- **Instructions to follow**: Exclude the pictures, then copy all remaining records exactly.

[Start Recorded information]

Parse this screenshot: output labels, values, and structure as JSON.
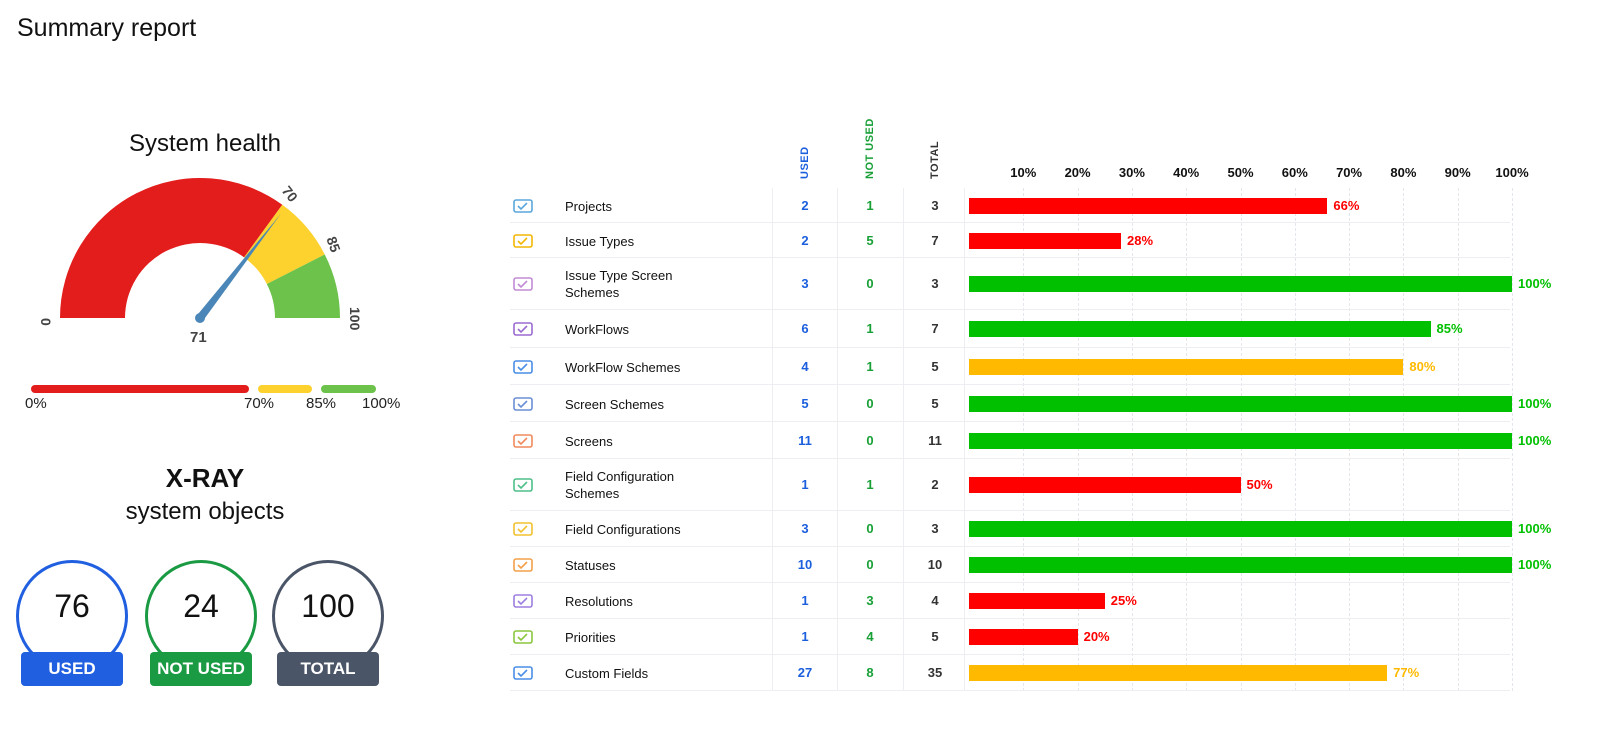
{
  "page": {
    "title": "Summary report"
  },
  "health": {
    "title": "System health",
    "value": 71,
    "labels": {
      "min": "0",
      "t70": "70",
      "t85": "85",
      "max": "100",
      "value": "71"
    },
    "legend": {
      "p0": "0%",
      "p70": "70%",
      "p85": "85%",
      "p100": "100%"
    },
    "colors": {
      "red": "#e31c1c",
      "yellow": "#fdd12e",
      "green": "#6cc24a",
      "needle": "#4a87b8"
    }
  },
  "xray": {
    "title": "X-RAY",
    "subtitle": "system objects",
    "used": {
      "value": "76",
      "label": "USED",
      "color": "#1f5fe0"
    },
    "not_used": {
      "value": "24",
      "label": "NOT USED",
      "color": "#1a9a43"
    },
    "total": {
      "value": "100",
      "label": "TOTAL",
      "color": "#4a5568"
    }
  },
  "table": {
    "headers": {
      "used": "USED",
      "not_used": "NOT USED",
      "total": "TOTAL"
    },
    "ticks": [
      "10%",
      "20%",
      "30%",
      "40%",
      "50%",
      "60%",
      "70%",
      "80%",
      "90%",
      "100%"
    ],
    "colors": {
      "red": "#ff0000",
      "green": "#00c000",
      "orange": "#ffba00"
    },
    "rows": [
      {
        "name": "Projects",
        "icon": "projects-icon",
        "icon_color": "#5aa7dd",
        "used": "2",
        "not_used": "1",
        "total": "3",
        "percent": 66,
        "percent_label": "66%",
        "status": "red"
      },
      {
        "name": "Issue Types",
        "icon": "issue-types-icon",
        "icon_color": "#f2b705",
        "used": "2",
        "not_used": "5",
        "total": "7",
        "percent": 28,
        "percent_label": "28%",
        "status": "red"
      },
      {
        "name": "Issue Type Screen Schemes",
        "icon": "issue-type-screen-schemes-icon",
        "icon_color": "#c28bd6",
        "used": "3",
        "not_used": "0",
        "total": "3",
        "percent": 100,
        "percent_label": "100%",
        "status": "green"
      },
      {
        "name": "WorkFlows",
        "icon": "workflows-icon",
        "icon_color": "#9b6bd1",
        "used": "6",
        "not_used": "1",
        "total": "7",
        "percent": 85,
        "percent_label": "85%",
        "status": "green"
      },
      {
        "name": "WorkFlow Schemes",
        "icon": "workflow-schemes-icon",
        "icon_color": "#4a8ee6",
        "used": "4",
        "not_used": "1",
        "total": "5",
        "percent": 80,
        "percent_label": "80%",
        "status": "orange"
      },
      {
        "name": "Screen Schemes",
        "icon": "screen-schemes-icon",
        "icon_color": "#6b8fd6",
        "used": "5",
        "not_used": "0",
        "total": "5",
        "percent": 100,
        "percent_label": "100%",
        "status": "green"
      },
      {
        "name": "Screens",
        "icon": "screens-icon",
        "icon_color": "#f08a5d",
        "used": "11",
        "not_used": "0",
        "total": "11",
        "percent": 100,
        "percent_label": "100%",
        "status": "green"
      },
      {
        "name": "Field Configuration Schemes",
        "icon": "field-configuration-schemes-icon",
        "icon_color": "#4fbf8a",
        "used": "1",
        "not_used": "1",
        "total": "2",
        "percent": 50,
        "percent_label": "50%",
        "status": "red"
      },
      {
        "name": "Field Configurations",
        "icon": "field-configurations-icon",
        "icon_color": "#f2c12e",
        "used": "3",
        "not_used": "0",
        "total": "3",
        "percent": 100,
        "percent_label": "100%",
        "status": "green"
      },
      {
        "name": "Statuses",
        "icon": "statuses-icon",
        "icon_color": "#f4a04a",
        "used": "10",
        "not_used": "0",
        "total": "10",
        "percent": 100,
        "percent_label": "100%",
        "status": "green"
      },
      {
        "name": "Resolutions",
        "icon": "resolutions-icon",
        "icon_color": "#9d7fe0",
        "used": "1",
        "not_used": "3",
        "total": "4",
        "percent": 25,
        "percent_label": "25%",
        "status": "red"
      },
      {
        "name": "Priorities",
        "icon": "priorities-icon",
        "icon_color": "#8cc63f",
        "used": "1",
        "not_used": "4",
        "total": "5",
        "percent": 20,
        "percent_label": "20%",
        "status": "red"
      },
      {
        "name": "Custom Fields",
        "icon": "custom-fields-icon",
        "icon_color": "#4a8ee6",
        "used": "27",
        "not_used": "8",
        "total": "35",
        "percent": 77,
        "percent_label": "77%",
        "status": "orange"
      }
    ]
  }
}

[End Recorded information]

- **Written response**:
Parse this screenshot: output labels, values, and structure as JSON.
{
  "page": {
    "title": "Summary report"
  },
  "health": {
    "title": "System health",
    "value": 71,
    "labels": {
      "min": "0",
      "t70": "70",
      "t85": "85",
      "max": "100",
      "value": "71"
    },
    "legend": {
      "p0": "0%",
      "p70": "70%",
      "p85": "85%",
      "p100": "100%"
    },
    "colors": {
      "red": "#e31c1c",
      "yellow": "#fdd12e",
      "green": "#6cc24a",
      "needle": "#4a87b8"
    }
  },
  "xray": {
    "title": "X-RAY",
    "subtitle": "system objects",
    "used": {
      "value": "76",
      "label": "USED",
      "color": "#1f5fe0"
    },
    "not_used": {
      "value": "24",
      "label": "NOT USED",
      "color": "#1a9a43"
    },
    "total": {
      "value": "100",
      "label": "TOTAL",
      "color": "#4a5568"
    }
  },
  "table": {
    "headers": {
      "used": "USED",
      "not_used": "NOT USED",
      "total": "TOTAL"
    },
    "ticks": [
      "10%",
      "20%",
      "30%",
      "40%",
      "50%",
      "60%",
      "70%",
      "80%",
      "90%",
      "100%"
    ],
    "colors": {
      "red": "#ff0000",
      "green": "#00c000",
      "orange": "#ffba00"
    },
    "rows": [
      {
        "name": "Projects",
        "icon": "projects-icon",
        "icon_color": "#5aa7dd",
        "used": "2",
        "not_used": "1",
        "total": "3",
        "percent": 66,
        "percent_label": "66%",
        "status": "red"
      },
      {
        "name": "Issue Types",
        "icon": "issue-types-icon",
        "icon_color": "#f2b705",
        "used": "2",
        "not_used": "5",
        "total": "7",
        "percent": 28,
        "percent_label": "28%",
        "status": "red"
      },
      {
        "name": "Issue Type Screen Schemes",
        "icon": "issue-type-screen-schemes-icon",
        "icon_color": "#c28bd6",
        "used": "3",
        "not_used": "0",
        "total": "3",
        "percent": 100,
        "percent_label": "100%",
        "status": "green"
      },
      {
        "name": "WorkFlows",
        "icon": "workflows-icon",
        "icon_color": "#9b6bd1",
        "used": "6",
        "not_used": "1",
        "total": "7",
        "percent": 85,
        "percent_label": "85%",
        "status": "green"
      },
      {
        "name": "WorkFlow Schemes",
        "icon": "workflow-schemes-icon",
        "icon_color": "#4a8ee6",
        "used": "4",
        "not_used": "1",
        "total": "5",
        "percent": 80,
        "percent_label": "80%",
        "status": "orange"
      },
      {
        "name": "Screen Schemes",
        "icon": "screen-schemes-icon",
        "icon_color": "#6b8fd6",
        "used": "5",
        "not_used": "0",
        "total": "5",
        "percent": 100,
        "percent_label": "100%",
        "status": "green"
      },
      {
        "name": "Screens",
        "icon": "screens-icon",
        "icon_color": "#f08a5d",
        "used": "11",
        "not_used": "0",
        "total": "11",
        "percent": 100,
        "percent_label": "100%",
        "status": "green"
      },
      {
        "name": "Field Configuration Schemes",
        "icon": "field-configuration-schemes-icon",
        "icon_color": "#4fbf8a",
        "used": "1",
        "not_used": "1",
        "total": "2",
        "percent": 50,
        "percent_label": "50%",
        "status": "red"
      },
      {
        "name": "Field Configurations",
        "icon": "field-configurations-icon",
        "icon_color": "#f2c12e",
        "used": "3",
        "not_used": "0",
        "total": "3",
        "percent": 100,
        "percent_label": "100%",
        "status": "green"
      },
      {
        "name": "Statuses",
        "icon": "statuses-icon",
        "icon_color": "#f4a04a",
        "used": "10",
        "not_used": "0",
        "total": "10",
        "percent": 100,
        "percent_label": "100%",
        "status": "green"
      },
      {
        "name": "Resolutions",
        "icon": "resolutions-icon",
        "icon_color": "#9d7fe0",
        "used": "1",
        "not_used": "3",
        "total": "4",
        "percent": 25,
        "percent_label": "25%",
        "status": "red"
      },
      {
        "name": "Priorities",
        "icon": "priorities-icon",
        "icon_color": "#8cc63f",
        "used": "1",
        "not_used": "4",
        "total": "5",
        "percent": 20,
        "percent_label": "20%",
        "status": "red"
      },
      {
        "name": "Custom Fields",
        "icon": "custom-fields-icon",
        "icon_color": "#4a8ee6",
        "used": "27",
        "not_used": "8",
        "total": "35",
        "percent": 77,
        "percent_label": "77%",
        "status": "orange"
      }
    ]
  }
}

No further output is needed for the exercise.